== Prompt ==
Output the data word for word, dropping every image.
[BEGIN Input records]
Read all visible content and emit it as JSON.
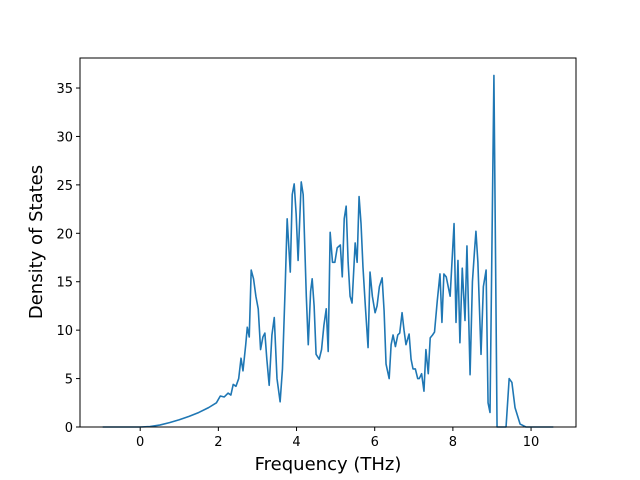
{
  "chart_data": {
    "type": "line",
    "x_label": "Frequency (THz)",
    "y_label": "Density of States",
    "x": [
      -0.96,
      -0.5,
      0,
      0.25,
      0.5,
      0.75,
      1.0,
      1.25,
      1.5,
      1.75,
      1.95,
      2.05,
      2.15,
      2.25,
      2.32,
      2.38,
      2.45,
      2.52,
      2.58,
      2.63,
      2.7,
      2.74,
      2.79,
      2.84,
      2.9,
      2.96,
      3.02,
      3.08,
      3.14,
      3.19,
      3.24,
      3.3,
      3.37,
      3.43,
      3.5,
      3.58,
      3.64,
      3.71,
      3.76,
      3.84,
      3.89,
      3.94,
      3.99,
      4.04,
      4.12,
      4.17,
      4.25,
      4.3,
      4.36,
      4.4,
      4.45,
      4.5,
      4.58,
      4.64,
      4.7,
      4.76,
      4.81,
      4.86,
      4.92,
      4.98,
      5.04,
      5.12,
      5.17,
      5.22,
      5.27,
      5.32,
      5.37,
      5.42,
      5.5,
      5.55,
      5.6,
      5.65,
      5.7,
      5.76,
      5.83,
      5.88,
      5.94,
      6.01,
      6.06,
      6.12,
      6.19,
      6.24,
      6.29,
      6.37,
      6.42,
      6.47,
      6.53,
      6.59,
      6.64,
      6.7,
      6.75,
      6.8,
      6.88,
      6.93,
      6.98,
      7.04,
      7.1,
      7.14,
      7.2,
      7.26,
      7.31,
      7.37,
      7.42,
      7.48,
      7.53,
      7.6,
      7.67,
      7.72,
      7.77,
      7.83,
      7.93,
      8.03,
      8.08,
      8.13,
      8.18,
      8.24,
      8.31,
      8.36,
      8.44,
      8.5,
      8.55,
      8.59,
      8.64,
      8.72,
      8.78,
      8.85,
      8.9,
      8.95,
      9.05,
      9.13,
      9.36,
      9.44,
      9.51,
      9.59,
      9.72,
      9.87,
      10.2,
      10.57
    ],
    "series": [
      {
        "color": "#1f77b4",
        "values": [
          0,
          0,
          0,
          0.05,
          0.2,
          0.45,
          0.75,
          1.1,
          1.5,
          2.0,
          2.5,
          3.2,
          3.1,
          3.5,
          3.3,
          4.4,
          4.2,
          5.0,
          7.1,
          5.8,
          8.5,
          10.3,
          9.3,
          16.2,
          15.3,
          13.5,
          12.2,
          8.0,
          9.3,
          9.7,
          7.0,
          4.3,
          9.5,
          11.3,
          5.0,
          2.6,
          6.0,
          14.5,
          21.5,
          16.0,
          24.0,
          25.1,
          22.0,
          17.2,
          25.3,
          24.0,
          13.5,
          8.5,
          14.0,
          15.3,
          12.5,
          7.5,
          7.0,
          8.0,
          10.5,
          12.2,
          7.8,
          20.1,
          17.0,
          17.0,
          18.5,
          18.8,
          15.5,
          21.5,
          22.8,
          17.0,
          13.5,
          12.8,
          19.0,
          17.0,
          23.8,
          21.0,
          16.5,
          12.5,
          8.2,
          16.0,
          13.5,
          11.8,
          12.5,
          14.5,
          15.4,
          12.0,
          6.5,
          5.0,
          8.5,
          9.5,
          8.3,
          9.5,
          9.7,
          11.8,
          10.0,
          8.5,
          9.6,
          7.0,
          6.0,
          6.0,
          5.0,
          5.0,
          5.5,
          3.7,
          8.0,
          5.5,
          9.2,
          9.5,
          9.8,
          13.0,
          15.8,
          10.8,
          15.8,
          15.5,
          13.5,
          21.0,
          10.8,
          17.2,
          8.7,
          16.4,
          11.0,
          18.7,
          5.4,
          15.0,
          18.0,
          20.2,
          17.0,
          7.5,
          14.5,
          16.2,
          2.5,
          1.5,
          36.3,
          0,
          0,
          5.0,
          4.6,
          2.0,
          0.3,
          0,
          0,
          0
        ]
      }
    ],
    "xlim": [
      -1.54,
      11.15
    ],
    "ylim": [
      0,
      38.1
    ],
    "xticks": [
      0,
      2,
      4,
      6,
      8,
      10
    ],
    "yticks": [
      0,
      5,
      10,
      15,
      20,
      25,
      30,
      35
    ]
  }
}
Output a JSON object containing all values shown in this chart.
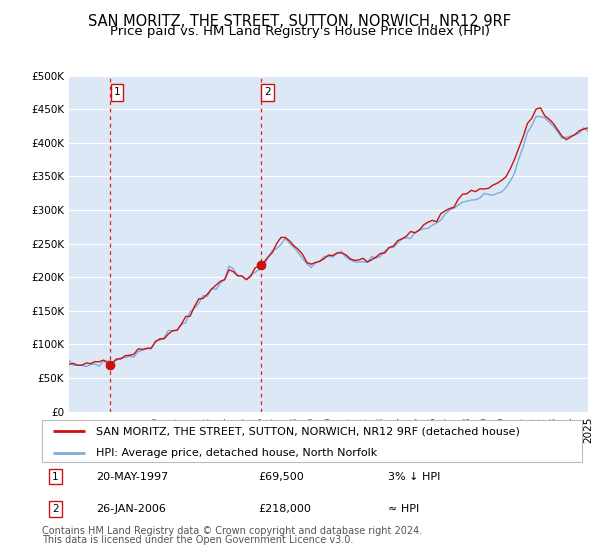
[END Input records]
== Written answer ==
Read all visible content and emit it as JSON.
{
  "chart_data": {
    "type": "line",
    "x_label": "Frequency (THz)",
    "y_label": "Density of States",
    "x": [
      -0.96,
      -0.5,
      0,
      0.25,
      0.5,
      0.75,
      1.0,
      1.25,
      1.5,
      1.75,
      1.95,
      2.05,
      2.15,
      2.25,
      2.32,
      2.38,
      2.45,
      2.52,
      2.58,
      2.63,
      2.7,
      2.74,
      2.79,
      2.84,
      2.9,
      2.96,
      3.02,
      3.08,
      3.14,
      3.19,
      3.24,
      3.3,
      3.37,
      3.43,
      3.5,
      3.58,
      3.64,
      3.71,
      3.76,
      3.84,
      3.89,
      3.94,
      3.99,
      4.04,
      4.12,
      4.17,
      4.25,
      4.3,
      4.36,
      4.4,
      4.45,
      4.5,
      4.58,
      4.64,
      4.7,
      4.76,
      4.81,
      4.86,
      4.92,
      4.98,
      5.04,
      5.12,
      5.17,
      5.22,
      5.27,
      5.32,
      5.37,
      5.42,
      5.5,
      5.55,
      5.6,
      5.65,
      5.7,
      5.76,
      5.83,
      5.88,
      5.94,
      6.01,
      6.06,
      6.12,
      6.19,
      6.24,
      6.29,
      6.37,
      6.42,
      6.47,
      6.53,
      6.59,
      6.64,
      6.7,
      6.75,
      6.8,
      6.88,
      6.93,
      6.98,
      7.04,
      7.1,
      7.14,
      7.2,
      7.26,
      7.31,
      7.37,
      7.42,
      7.48,
      7.53,
      7.6,
      7.67,
      7.72,
      7.77,
      7.83,
      7.93,
      8.03,
      8.08,
      8.13,
      8.18,
      8.24,
      8.31,
      8.36,
      8.44,
      8.5,
      8.55,
      8.59,
      8.64,
      8.72,
      8.78,
      8.85,
      8.9,
      8.95,
      9.05,
      9.13,
      9.36,
      9.44,
      9.51,
      9.59,
      9.72,
      9.87,
      10.2,
      10.57
    ],
    "series": [
      {
        "color": "#1f77b4",
        "values": [
          0,
          0,
          0,
          0.05,
          0.2,
          0.45,
          0.75,
          1.1,
          1.5,
          2.0,
          2.5,
          3.2,
          3.1,
          3.5,
          3.3,
          4.4,
          4.2,
          5.0,
          7.1,
          5.8,
          8.5,
          10.3,
          9.3,
          16.2,
          15.3,
          13.5,
          12.2,
          8.0,
          9.3,
          9.7,
          7.0,
          4.3,
          9.5,
          11.3,
          5.0,
          2.6,
          6.0,
          14.5,
          21.5,
          16.0,
          24.0,
          25.1,
          22.0,
          17.2,
          25.3,
          24.0,
          13.5,
          8.5,
          14.0,
          15.3,
          12.5,
          7.5,
          7.0,
          8.0,
          10.5,
          12.2,
          7.8,
          20.1,
          17.0,
          17.0,
          18.5,
          18.8,
          15.5,
          21.5,
          22.8,
          17.0,
          13.5,
          12.8,
          19.0,
          17.0,
          23.8,
          21.0,
          16.5,
          12.5,
          8.2,
          16.0,
          13.5,
          11.8,
          12.5,
          14.5,
          15.4,
          12.0,
          6.5,
          5.0,
          8.5,
          9.5,
          8.3,
          9.5,
          9.7,
          11.8,
          10.0,
          8.5,
          9.6,
          7.0,
          6.0,
          6.0,
          5.0,
          5.0,
          5.5,
          3.7,
          8.0,
          5.5,
          9.2,
          9.5,
          9.8,
          13.0,
          15.8,
          10.8,
          15.8,
          15.5,
          13.5,
          21.0,
          10.8,
          17.2,
          8.7,
          16.4,
          11.0,
          18.7,
          5.4,
          15.0,
          18.0,
          20.2,
          17.0,
          7.5,
          14.5,
          16.2,
          2.5,
          1.5,
          36.3,
          0,
          0,
          5.0,
          4.6,
          2.0,
          0.3,
          0,
          0,
          0
        ]
      }
    ],
    "xlim": [
      -1.54,
      11.15
    ],
    "ylim": [
      0,
      38.1
    ],
    "xticks": [
      0,
      2,
      4,
      6,
      8,
      10
    ],
    "yticks": [
      0,
      5,
      10,
      15,
      20,
      25,
      30,
      35
    ]
  }
}
Output a JSON object containing all values shown in this chart.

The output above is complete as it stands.